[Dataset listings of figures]
+===+

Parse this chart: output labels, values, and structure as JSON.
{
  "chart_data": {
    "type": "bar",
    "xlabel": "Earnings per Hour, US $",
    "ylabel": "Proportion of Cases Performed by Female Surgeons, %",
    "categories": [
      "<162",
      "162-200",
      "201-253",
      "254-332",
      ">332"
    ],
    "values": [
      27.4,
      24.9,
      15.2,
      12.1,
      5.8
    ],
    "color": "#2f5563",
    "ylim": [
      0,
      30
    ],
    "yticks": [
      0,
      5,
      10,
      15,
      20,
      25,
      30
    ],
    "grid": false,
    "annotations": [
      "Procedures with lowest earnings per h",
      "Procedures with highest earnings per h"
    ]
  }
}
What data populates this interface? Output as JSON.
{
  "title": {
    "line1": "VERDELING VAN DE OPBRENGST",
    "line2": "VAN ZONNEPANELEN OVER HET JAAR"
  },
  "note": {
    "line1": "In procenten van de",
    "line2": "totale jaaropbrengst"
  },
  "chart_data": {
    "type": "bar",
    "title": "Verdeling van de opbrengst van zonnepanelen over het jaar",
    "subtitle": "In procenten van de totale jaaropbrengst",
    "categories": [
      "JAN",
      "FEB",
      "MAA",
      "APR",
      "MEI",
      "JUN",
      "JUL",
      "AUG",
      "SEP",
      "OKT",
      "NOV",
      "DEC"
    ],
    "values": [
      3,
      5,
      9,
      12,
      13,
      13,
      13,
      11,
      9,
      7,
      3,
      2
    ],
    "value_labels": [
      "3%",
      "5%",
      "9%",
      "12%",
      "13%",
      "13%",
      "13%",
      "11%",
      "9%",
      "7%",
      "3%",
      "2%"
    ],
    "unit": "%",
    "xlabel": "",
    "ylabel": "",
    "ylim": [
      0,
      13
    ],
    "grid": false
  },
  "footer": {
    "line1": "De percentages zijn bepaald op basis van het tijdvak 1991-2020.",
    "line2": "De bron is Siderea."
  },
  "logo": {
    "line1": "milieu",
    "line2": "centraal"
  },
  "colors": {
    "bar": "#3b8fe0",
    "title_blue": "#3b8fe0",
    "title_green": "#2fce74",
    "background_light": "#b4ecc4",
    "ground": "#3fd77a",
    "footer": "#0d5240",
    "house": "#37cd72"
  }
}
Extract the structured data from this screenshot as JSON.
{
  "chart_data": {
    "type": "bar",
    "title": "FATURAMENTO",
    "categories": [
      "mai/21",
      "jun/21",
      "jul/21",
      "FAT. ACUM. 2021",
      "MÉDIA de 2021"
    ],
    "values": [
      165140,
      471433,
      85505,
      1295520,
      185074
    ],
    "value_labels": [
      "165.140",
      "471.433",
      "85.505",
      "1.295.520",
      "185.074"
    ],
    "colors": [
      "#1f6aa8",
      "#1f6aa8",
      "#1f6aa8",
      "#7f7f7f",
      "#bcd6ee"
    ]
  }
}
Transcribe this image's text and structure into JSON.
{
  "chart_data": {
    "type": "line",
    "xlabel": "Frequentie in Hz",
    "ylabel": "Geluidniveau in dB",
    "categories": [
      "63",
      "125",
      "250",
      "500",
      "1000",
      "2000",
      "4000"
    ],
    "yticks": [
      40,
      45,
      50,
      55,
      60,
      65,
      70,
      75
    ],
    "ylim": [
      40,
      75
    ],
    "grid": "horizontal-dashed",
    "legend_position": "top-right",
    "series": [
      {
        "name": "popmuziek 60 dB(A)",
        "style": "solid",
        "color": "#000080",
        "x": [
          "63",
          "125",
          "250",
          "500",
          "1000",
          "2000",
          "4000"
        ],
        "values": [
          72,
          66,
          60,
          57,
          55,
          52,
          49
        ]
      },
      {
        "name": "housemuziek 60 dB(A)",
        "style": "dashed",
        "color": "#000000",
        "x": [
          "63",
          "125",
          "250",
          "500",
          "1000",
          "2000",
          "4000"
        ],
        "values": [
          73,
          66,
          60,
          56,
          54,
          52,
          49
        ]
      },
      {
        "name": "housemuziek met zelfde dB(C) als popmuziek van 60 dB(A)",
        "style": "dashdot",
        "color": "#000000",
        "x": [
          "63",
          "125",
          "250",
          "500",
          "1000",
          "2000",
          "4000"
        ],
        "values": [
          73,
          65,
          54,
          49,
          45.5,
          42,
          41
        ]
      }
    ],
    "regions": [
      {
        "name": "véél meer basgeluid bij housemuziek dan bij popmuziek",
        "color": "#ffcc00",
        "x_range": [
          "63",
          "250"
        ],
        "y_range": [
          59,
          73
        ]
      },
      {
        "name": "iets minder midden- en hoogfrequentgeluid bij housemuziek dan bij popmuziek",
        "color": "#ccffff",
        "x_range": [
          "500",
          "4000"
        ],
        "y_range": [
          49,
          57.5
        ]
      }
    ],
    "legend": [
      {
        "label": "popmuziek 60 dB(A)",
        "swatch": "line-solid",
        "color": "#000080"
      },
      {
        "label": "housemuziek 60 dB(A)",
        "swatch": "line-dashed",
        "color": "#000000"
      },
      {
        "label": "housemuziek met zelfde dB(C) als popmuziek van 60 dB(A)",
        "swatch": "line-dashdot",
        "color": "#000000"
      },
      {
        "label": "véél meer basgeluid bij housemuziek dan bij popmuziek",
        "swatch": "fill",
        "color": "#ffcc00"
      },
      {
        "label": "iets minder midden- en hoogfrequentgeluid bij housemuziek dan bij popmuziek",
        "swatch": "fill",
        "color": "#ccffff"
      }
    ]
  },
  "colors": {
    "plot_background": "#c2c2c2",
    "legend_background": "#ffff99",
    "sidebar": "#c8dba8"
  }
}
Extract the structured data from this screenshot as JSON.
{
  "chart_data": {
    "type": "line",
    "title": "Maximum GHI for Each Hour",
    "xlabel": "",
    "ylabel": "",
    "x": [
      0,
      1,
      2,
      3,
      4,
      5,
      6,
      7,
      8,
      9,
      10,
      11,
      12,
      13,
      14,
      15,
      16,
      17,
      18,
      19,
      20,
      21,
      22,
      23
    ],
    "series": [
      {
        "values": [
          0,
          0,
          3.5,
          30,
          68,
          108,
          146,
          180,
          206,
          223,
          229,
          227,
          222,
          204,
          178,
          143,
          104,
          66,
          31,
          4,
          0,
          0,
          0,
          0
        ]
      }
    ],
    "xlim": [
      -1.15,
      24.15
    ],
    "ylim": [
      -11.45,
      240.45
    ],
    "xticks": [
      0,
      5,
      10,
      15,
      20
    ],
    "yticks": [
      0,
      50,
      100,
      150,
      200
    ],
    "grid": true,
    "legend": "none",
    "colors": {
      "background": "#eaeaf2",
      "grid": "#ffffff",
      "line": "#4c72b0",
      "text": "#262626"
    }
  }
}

+===+

• Challenge
Return each line of the records above exactly as it reads.

• Output
Parse this chart: output labels, values, and structure as JSON.
{
  "chart_data": {
    "type": "bar",
    "xlabel": "Earnings per Hour, US $",
    "ylabel": "Proportion of Cases Performed by Female Surgeons, %",
    "categories": [
      "<162",
      "162-200",
      "201-253",
      "254-332",
      ">332"
    ],
    "values": [
      27.4,
      24.9,
      15.2,
      12.1,
      5.8
    ],
    "color": "#2f5563",
    "ylim": [
      0,
      30
    ],
    "yticks": [
      0,
      5,
      10,
      15,
      20,
      25,
      30
    ],
    "grid": false,
    "annotations": [
      "Procedures with lowest earnings per h",
      "Procedures with highest earnings per h"
    ]
  }
}
What data populates this interface? Output as JSON.
{
  "title": {
    "line1": "VERDELING VAN DE OPBRENGST",
    "line2": "VAN ZONNEPANELEN OVER HET JAAR"
  },
  "note": {
    "line1": "In procenten van de",
    "line2": "totale jaaropbrengst"
  },
  "chart_data": {
    "type": "bar",
    "title": "Verdeling van de opbrengst van zonnepanelen over het jaar",
    "subtitle": "In procenten van de totale jaaropbrengst",
    "categories": [
      "JAN",
      "FEB",
      "MAA",
      "APR",
      "MEI",
      "JUN",
      "JUL",
      "AUG",
      "SEP",
      "OKT",
      "NOV",
      "DEC"
    ],
    "values": [
      3,
      5,
      9,
      12,
      13,
      13,
      13,
      11,
      9,
      7,
      3,
      2
    ],
    "value_labels": [
      "3%",
      "5%",
      "9%",
      "12%",
      "13%",
      "13%",
      "13%",
      "11%",
      "9%",
      "7%",
      "3%",
      "2%"
    ],
    "unit": "%",
    "xlabel": "",
    "ylabel": "",
    "ylim": [
      0,
      13
    ],
    "grid": false
  },
  "footer": {
    "line1": "De percentages zijn bepaald op basis van het tijdvak 1991-2020.",
    "line2": "De bron is Siderea."
  },
  "logo": {
    "line1": "milieu",
    "line2": "centraal"
  },
  "colors": {
    "bar": "#3b8fe0",
    "title_blue": "#3b8fe0",
    "title_green": "#2fce74",
    "background_light": "#b4ecc4",
    "ground": "#3fd77a",
    "footer": "#0d5240",
    "house": "#37cd72"
  }
}
Extract the structured data from this screenshot as JSON.
{
  "chart_data": {
    "type": "bar",
    "title": "FATURAMENTO",
    "categories": [
      "mai/21",
      "jun/21",
      "jul/21",
      "FAT. ACUM. 2021",
      "MÉDIA de 2021"
    ],
    "values": [
      165140,
      471433,
      85505,
      1295520,
      185074
    ],
    "value_labels": [
      "165.140",
      "471.433",
      "85.505",
      "1.295.520",
      "185.074"
    ],
    "colors": [
      "#1f6aa8",
      "#1f6aa8",
      "#1f6aa8",
      "#7f7f7f",
      "#bcd6ee"
    ]
  }
}
Transcribe this image's text and structure into JSON.
{
  "chart_data": {
    "type": "line",
    "xlabel": "Frequentie in Hz",
    "ylabel": "Geluidniveau in dB",
    "categories": [
      "63",
      "125",
      "250",
      "500",
      "1000",
      "2000",
      "4000"
    ],
    "yticks": [
      40,
      45,
      50,
      55,
      60,
      65,
      70,
      75
    ],
    "ylim": [
      40,
      75
    ],
    "grid": "horizontal-dashed",
    "legend_position": "top-right",
    "series": [
      {
        "name": "popmuziek 60 dB(A)",
        "style": "solid",
        "color": "#000080",
        "x": [
          "63",
          "125",
          "250",
          "500",
          "1000",
          "2000",
          "4000"
        ],
        "values": [
          72,
          66,
          60,
          57,
          55,
          52,
          49
        ]
      },
      {
        "name": "housemuziek 60 dB(A)",
        "style": "dashed",
        "color": "#000000",
        "x": [
          "63",
          "125",
          "250",
          "500",
          "1000",
          "2000",
          "4000"
        ],
        "values": [
          73,
          66,
          60,
          56,
          54,
          52,
          49
        ]
      },
      {
        "name": "housemuziek met zelfde dB(C) als popmuziek van 60 dB(A)",
        "style": "dashdot",
        "color": "#000000",
        "x": [
          "63",
          "125",
          "250",
          "500",
          "1000",
          "2000",
          "4000"
        ],
        "values": [
          73,
          65,
          54,
          49,
          45.5,
          42,
          41
        ]
      }
    ],
    "regions": [
      {
        "name": "véél meer basgeluid bij housemuziek dan bij popmuziek",
        "color": "#ffcc00",
        "x_range": [
          "63",
          "250"
        ],
        "y_range": [
          59,
          73
        ]
      },
      {
        "name": "iets minder midden- en hoogfrequentgeluid bij housemuziek dan bij popmuziek",
        "color": "#ccffff",
        "x_range": [
          "500",
          "4000"
        ],
        "y_range": [
          49,
          57.5
        ]
      }
    ],
    "legend": [
      {
        "label": "popmuziek 60 dB(A)",
        "swatch": "line-solid",
        "color": "#000080"
      },
      {
        "label": "housemuziek 60 dB(A)",
        "swatch": "line-dashed",
        "color": "#000000"
      },
      {
        "label": "housemuziek met zelfde dB(C) als popmuziek van 60 dB(A)",
        "swatch": "line-dashdot",
        "color": "#000000"
      },
      {
        "label": "véél meer basgeluid bij housemuziek dan bij popmuziek",
        "swatch": "fill",
        "color": "#ffcc00"
      },
      {
        "label": "iets minder midden- en hoogfrequentgeluid bij housemuziek dan bij popmuziek",
        "swatch": "fill",
        "color": "#ccffff"
      }
    ]
  },
  "colors": {
    "plot_background": "#c2c2c2",
    "legend_background": "#ffff99",
    "sidebar": "#c8dba8"
  }
}
Extract the structured data from this screenshot as JSON.
{
  "chart_data": {
    "type": "line",
    "title": "Maximum GHI for Each Hour",
    "xlabel": "",
    "ylabel": "",
    "x": [
      0,
      1,
      2,
      3,
      4,
      5,
      6,
      7,
      8,
      9,
      10,
      11,
      12,
      13,
      14,
      15,
      16,
      17,
      18,
      19,
      20,
      21,
      22,
      23
    ],
    "series": [
      {
        "values": [
          0,
          0,
          3.5,
          30,
          68,
          108,
          146,
          180,
          206,
          223,
          229,
          227,
          222,
          204,
          178,
          143,
          104,
          66,
          31,
          4,
          0,
          0,
          0,
          0
        ]
      }
    ],
    "xlim": [
      -1.15,
      24.15
    ],
    "ylim": [
      -11.45,
      240.45
    ],
    "xticks": [
      0,
      5,
      10,
      15,
      20
    ],
    "yticks": [
      0,
      50,
      100,
      150,
      200
    ],
    "grid": true,
    "legend": "none",
    "colors": {
      "background": "#eaeaf2",
      "grid": "#ffffff",
      "line": "#4c72b0",
      "text": "#262626"
    }
  }
}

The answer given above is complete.